_Given exercise_:
Give all the lines below again, exactly, with no pictures.

=== Data entries ===

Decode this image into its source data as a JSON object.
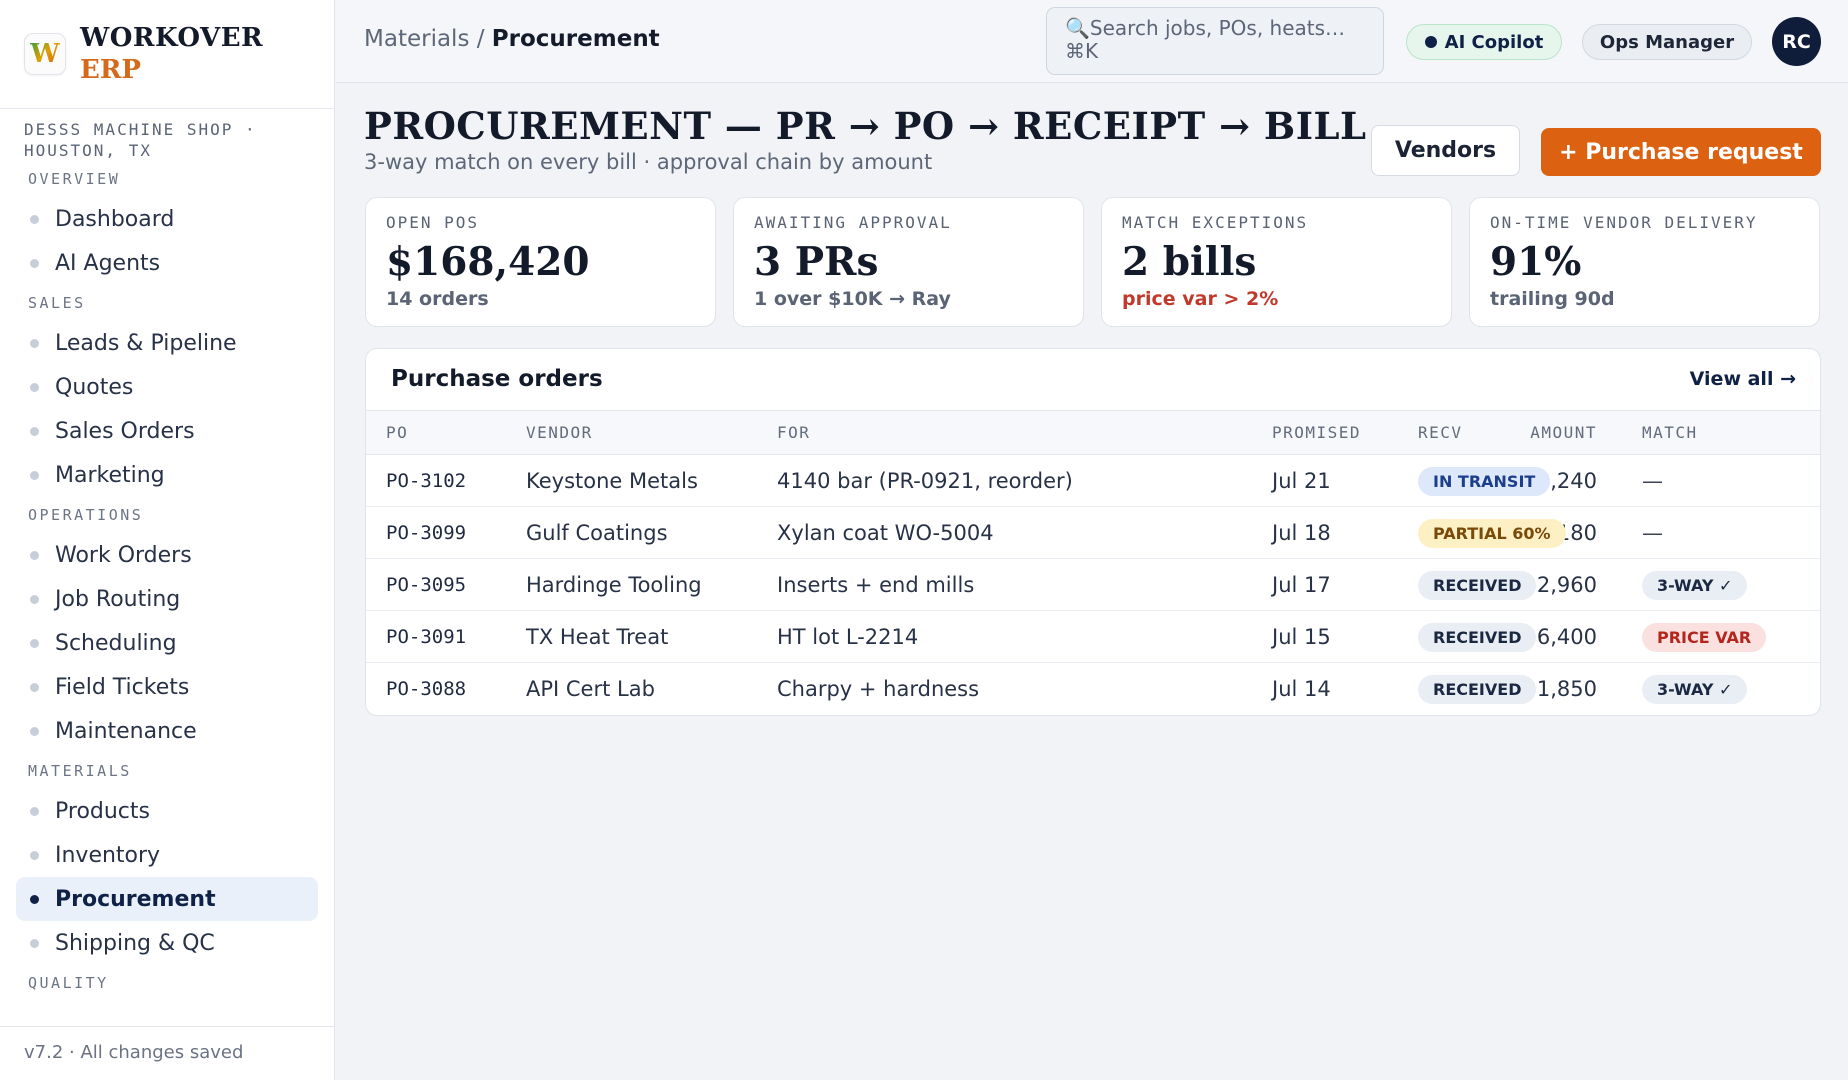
{
  "brand": {
    "logo_letter": "W",
    "name_line1": "WORKOVER",
    "name_line2": "ERP",
    "shop": "DESSS MACHINE SHOP · HOUSTON, TX"
  },
  "sidebar": {
    "sections": [
      {
        "title": "OVERVIEW",
        "items": [
          "Dashboard",
          "AI Agents"
        ]
      },
      {
        "title": "SALES",
        "items": [
          "Leads & Pipeline",
          "Quotes",
          "Sales Orders",
          "Marketing"
        ]
      },
      {
        "title": "OPERATIONS",
        "items": [
          "Work Orders",
          "Job Routing",
          "Scheduling",
          "Field Tickets",
          "Maintenance"
        ]
      },
      {
        "title": "MATERIALS",
        "items": [
          "Products",
          "Inventory",
          "Procurement",
          "Shipping & QC"
        ]
      },
      {
        "title": "QUALITY",
        "items": []
      }
    ],
    "active_item": "Procurement",
    "footer": "v7.2 · All changes saved"
  },
  "topbar": {
    "breadcrumb_parent": "Materials /",
    "breadcrumb_current": "Procurement",
    "search_placeholder": "Search jobs, POs, heats…",
    "search_shortcut": "⌘K",
    "copilot_label": "AI Copilot",
    "role_label": "Ops Manager",
    "avatar_initials": "RC"
  },
  "page": {
    "title": "PROCUREMENT — PR → PO → RECEIPT → BILL",
    "subtitle": "3-way match on every bill · approval chain by amount",
    "vendors_button": "Vendors",
    "purchase_request_button": "+ Purchase request"
  },
  "kpis": [
    {
      "label": "OPEN POS",
      "value": "$168,420",
      "sub": "14 orders",
      "sub_alert": false
    },
    {
      "label": "AWAITING APPROVAL",
      "value": "3 PRs",
      "sub": "1 over $10K → Ray",
      "sub_alert": false
    },
    {
      "label": "MATCH EXCEPTIONS",
      "value": "2 bills",
      "sub": "price var > 2%",
      "sub_alert": true
    },
    {
      "label": "ON-TIME VENDOR DELIVERY",
      "value": "91%",
      "sub": "trailing 90d",
      "sub_alert": false
    }
  ],
  "purchase_orders": {
    "title": "Purchase orders",
    "view_all": "View all →",
    "columns": [
      "PO",
      "VENDOR",
      "FOR",
      "AMOUNT",
      "PROMISED",
      "RECV",
      "MATCH"
    ],
    "rows": [
      {
        "po": "PO-3102",
        "vendor": "Keystone Metals",
        "for": "4140 bar (PR-0921, reorder)",
        "amount": "$18,240",
        "promised": "Jul 21",
        "recv": "IN TRANSIT",
        "recv_kind": "transit",
        "match": "—",
        "match_kind": "none"
      },
      {
        "po": "PO-3099",
        "vendor": "Gulf Coatings",
        "for": "Xylan coat WO-5004",
        "amount": "$4,180",
        "promised": "Jul 18",
        "recv": "PARTIAL 60%",
        "recv_kind": "partial",
        "match": "—",
        "match_kind": "none"
      },
      {
        "po": "PO-3095",
        "vendor": "Hardinge Tooling",
        "for": "Inserts + end mills",
        "amount": "$2,960",
        "promised": "Jul 17",
        "recv": "RECEIVED",
        "recv_kind": "received",
        "match": "3-WAY ✓",
        "match_kind": "3way"
      },
      {
        "po": "PO-3091",
        "vendor": "TX Heat Treat",
        "for": "HT lot L-2214",
        "amount": "$6,400",
        "promised": "Jul 15",
        "recv": "RECEIVED",
        "recv_kind": "received",
        "match": "PRICE VAR",
        "match_kind": "pricevar"
      },
      {
        "po": "PO-3088",
        "vendor": "API Cert Lab",
        "for": "Charpy + hardness",
        "amount": "$1,850",
        "promised": "Jul 14",
        "recv": "RECEIVED",
        "recv_kind": "received",
        "match": "3-WAY ✓",
        "match_kind": "3way"
      }
    ]
  },
  "colors": {
    "accent": "#dc6212",
    "navy": "#0f2147",
    "alert": "#c0392b"
  }
}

===

_Written answer_:
Decode this image into its source data as a JSON object.
{
  "brand": {
    "logo_letter": "W",
    "name_line1": "WORKOVER",
    "name_line2": "ERP",
    "shop": "DESSS MACHINE SHOP · HOUSTON, TX"
  },
  "sidebar": {
    "sections": [
      {
        "title": "OVERVIEW",
        "items": [
          "Dashboard",
          "AI Agents"
        ]
      },
      {
        "title": "SALES",
        "items": [
          "Leads & Pipeline",
          "Quotes",
          "Sales Orders",
          "Marketing"
        ]
      },
      {
        "title": "OPERATIONS",
        "items": [
          "Work Orders",
          "Job Routing",
          "Scheduling",
          "Field Tickets",
          "Maintenance"
        ]
      },
      {
        "title": "MATERIALS",
        "items": [
          "Products",
          "Inventory",
          "Procurement",
          "Shipping & QC"
        ]
      },
      {
        "title": "QUALITY",
        "items": []
      }
    ],
    "active_item": "Procurement",
    "footer": "v7.2 · All changes saved"
  },
  "topbar": {
    "breadcrumb_parent": "Materials /",
    "breadcrumb_current": "Procurement",
    "search_placeholder": "Search jobs, POs, heats…",
    "search_shortcut": "⌘K",
    "copilot_label": "AI Copilot",
    "role_label": "Ops Manager",
    "avatar_initials": "RC"
  },
  "page": {
    "title": "PROCUREMENT — PR → PO → RECEIPT → BILL",
    "subtitle": "3-way match on every bill · approval chain by amount",
    "vendors_button": "Vendors",
    "purchase_request_button": "+ Purchase request"
  },
  "kpis": [
    {
      "label": "OPEN POS",
      "value": "$168,420",
      "sub": "14 orders",
      "sub_alert": false
    },
    {
      "label": "AWAITING APPROVAL",
      "value": "3 PRs",
      "sub": "1 over $10K → Ray",
      "sub_alert": false
    },
    {
      "label": "MATCH EXCEPTIONS",
      "value": "2 bills",
      "sub": "price var > 2%",
      "sub_alert": true
    },
    {
      "label": "ON-TIME VENDOR DELIVERY",
      "value": "91%",
      "sub": "trailing 90d",
      "sub_alert": false
    }
  ],
  "purchase_orders": {
    "title": "Purchase orders",
    "view_all": "View all →",
    "columns": [
      "PO",
      "VENDOR",
      "FOR",
      "AMOUNT",
      "PROMISED",
      "RECV",
      "MATCH"
    ],
    "rows": [
      {
        "po": "PO-3102",
        "vendor": "Keystone Metals",
        "for": "4140 bar (PR-0921, reorder)",
        "amount": "$18,240",
        "promised": "Jul 21",
        "recv": "IN TRANSIT",
        "recv_kind": "transit",
        "match": "—",
        "match_kind": "none"
      },
      {
        "po": "PO-3099",
        "vendor": "Gulf Coatings",
        "for": "Xylan coat WO-5004",
        "amount": "$4,180",
        "promised": "Jul 18",
        "recv": "PARTIAL 60%",
        "recv_kind": "partial",
        "match": "—",
        "match_kind": "none"
      },
      {
        "po": "PO-3095",
        "vendor": "Hardinge Tooling",
        "for": "Inserts + end mills",
        "amount": "$2,960",
        "promised": "Jul 17",
        "recv": "RECEIVED",
        "recv_kind": "received",
        "match": "3-WAY ✓",
        "match_kind": "3way"
      },
      {
        "po": "PO-3091",
        "vendor": "TX Heat Treat",
        "for": "HT lot L-2214",
        "amount": "$6,400",
        "promised": "Jul 15",
        "recv": "RECEIVED",
        "recv_kind": "received",
        "match": "PRICE VAR",
        "match_kind": "pricevar"
      },
      {
        "po": "PO-3088",
        "vendor": "API Cert Lab",
        "for": "Charpy + hardness",
        "amount": "$1,850",
        "promised": "Jul 14",
        "recv": "RECEIVED",
        "recv_kind": "received",
        "match": "3-WAY ✓",
        "match_kind": "3way"
      }
    ]
  },
  "colors": {
    "accent": "#dc6212",
    "navy": "#0f2147",
    "alert": "#c0392b"
  }
}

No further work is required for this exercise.